## START RECORD EXTRACTS

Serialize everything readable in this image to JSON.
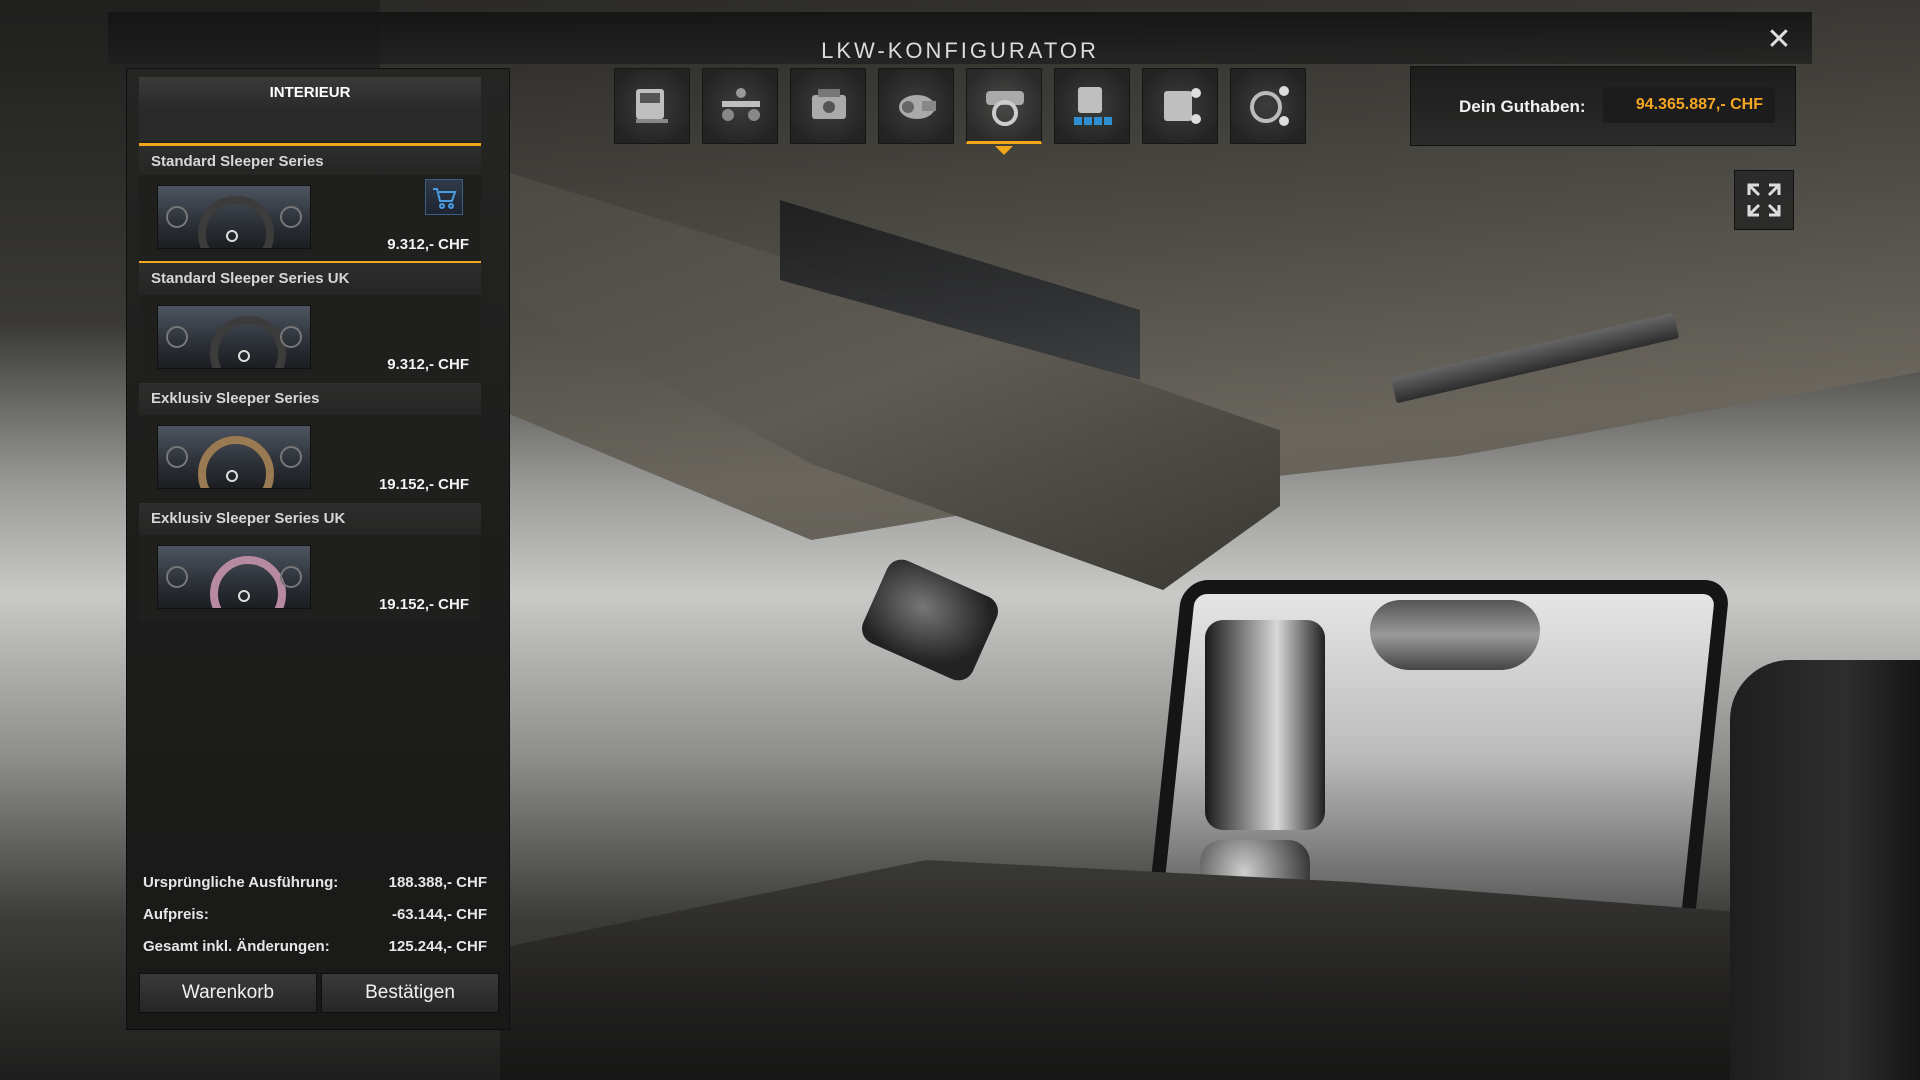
{
  "window": {
    "title": "LKW-KONFIGURATOR"
  },
  "toolbar": {
    "icons": [
      "truck-icon",
      "chassis-icon",
      "engine-icon",
      "transmission-icon",
      "interior-icon",
      "cabin-icon",
      "accessories-icon",
      "interior-accessories-icon"
    ],
    "active_index": 4
  },
  "balance": {
    "label": "Dein Guthaben:",
    "value": "94.365.887,- CHF"
  },
  "sidebar": {
    "header": "INTERIEUR",
    "items": [
      {
        "name": "Standard Sleeper Series",
        "price": "9.312,- CHF",
        "selected": true,
        "in_cart": true
      },
      {
        "name": "Standard Sleeper Series UK",
        "price": "9.312,- CHF",
        "selected": false,
        "in_cart": false
      },
      {
        "name": "Exklusiv Sleeper Series",
        "price": "19.152,- CHF",
        "selected": false,
        "in_cart": false
      },
      {
        "name": "Exklusiv Sleeper Series UK",
        "price": "19.152,- CHF",
        "selected": false,
        "in_cart": false
      }
    ]
  },
  "summary": {
    "original_label": "Ursprüngliche Ausführung:",
    "original_value": "188.388,- CHF",
    "surcharge_label": "Aufpreis:",
    "surcharge_value": "-63.144,- CHF",
    "total_label": "Gesamt inkl. Änderungen:",
    "total_value": "125.244,- CHF"
  },
  "buttons": {
    "cart": "Warenkorb",
    "confirm": "Bestätigen"
  },
  "colors": {
    "accent": "#f0a81a",
    "balance": "#f5a623"
  }
}
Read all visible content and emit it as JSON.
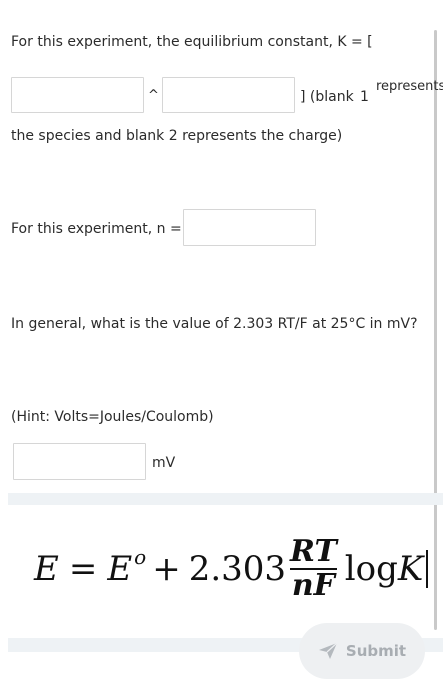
{
  "question": {
    "k_prompt": "For this experiment, the equilibrium constant, K = [",
    "caret": "^",
    "bracket_close": "] (blank",
    "blank_number": "1",
    "represents": "represents",
    "k_prompt_cont": "the species and blank 2 represents the charge)",
    "blank1_value": "",
    "blank2_value": "",
    "n_prompt": "For this experiment, n =",
    "n_value": "",
    "rtf_prompt": "In general, what is the value of 2.303 RT/F at 25°C in mV?",
    "hint": "(Hint: Volts=Joules/Coulomb)",
    "mv_value": "",
    "mv_unit": "mV"
  },
  "formula": {
    "E": "E",
    "eq": "=",
    "E0": "E",
    "E0_sup": "o",
    "plus": "+",
    "coeff": "2.303",
    "numerator": "RT",
    "denominator": "nF",
    "log": "log",
    "K": "K"
  },
  "submit": {
    "label": "Submit",
    "icon": "send-icon",
    "color": "#a8adb2"
  },
  "colors": {
    "text": "#2b2b2b",
    "band": "#eef2f5",
    "button_bg": "#eef0f2",
    "border": "#d6d6d6"
  }
}
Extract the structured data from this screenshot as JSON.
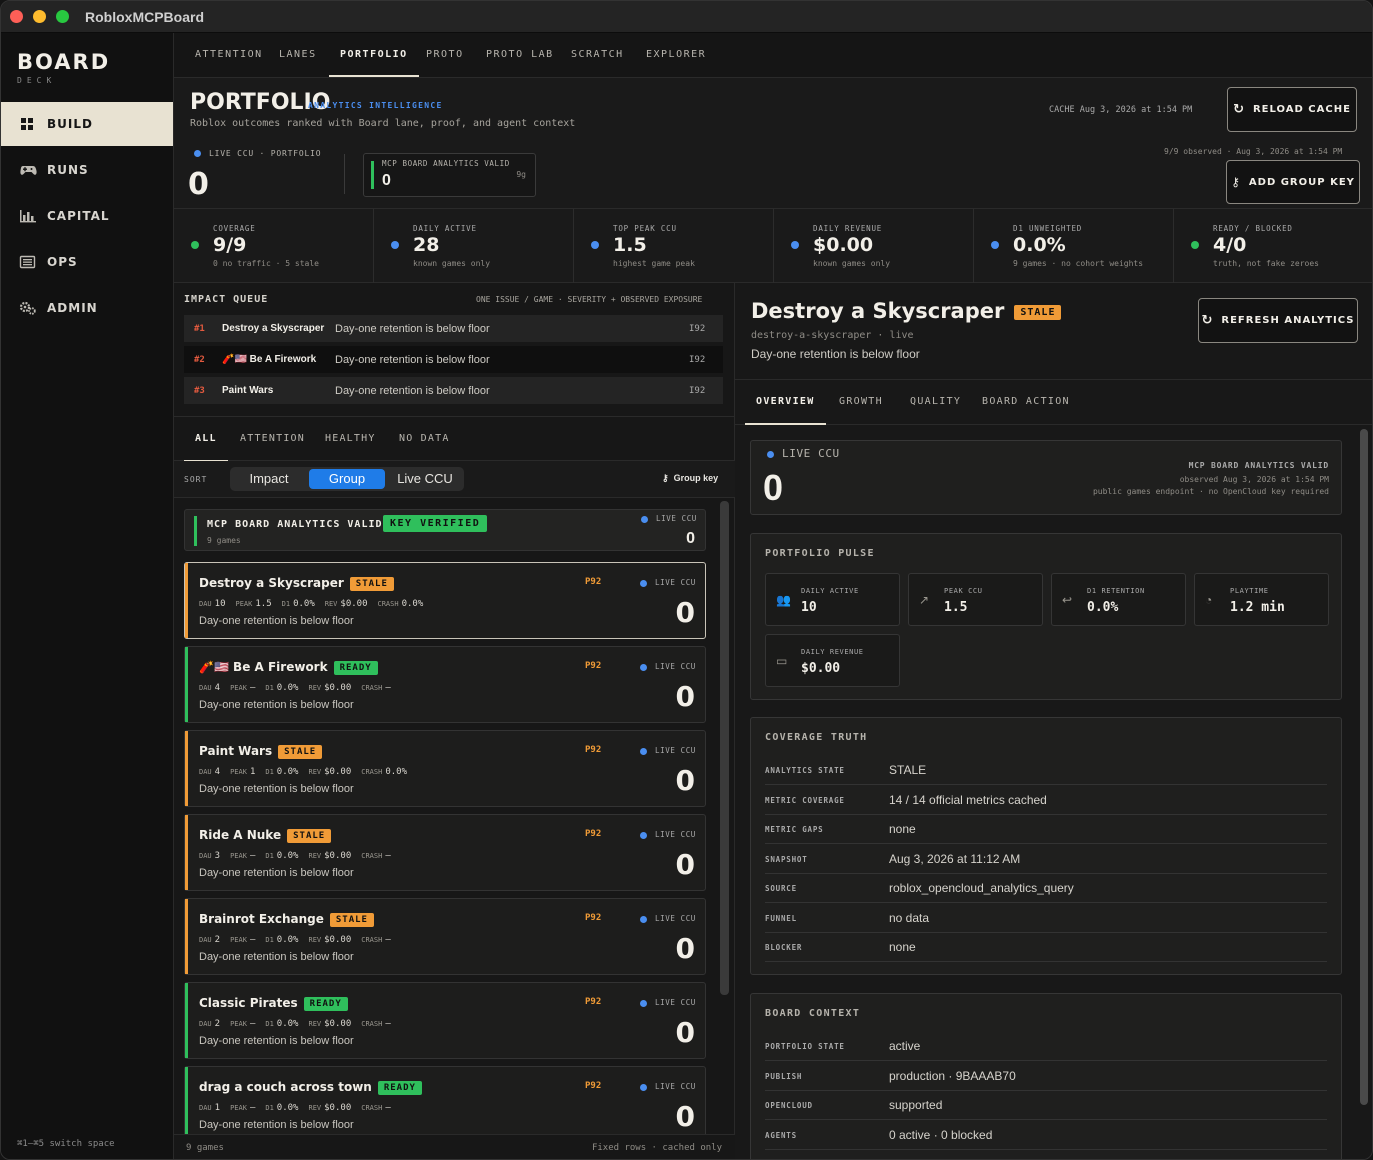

## END RECORD EXTRACTS

◆ WORK INSTRUCTIONS
Select and copy every line of the material that holds the string "Exklusiv".

◆ EXERCISE RESULT
        "name": "Exklusiv Sleeper Series",
        "name": "Exklusiv Sleeper Series UK",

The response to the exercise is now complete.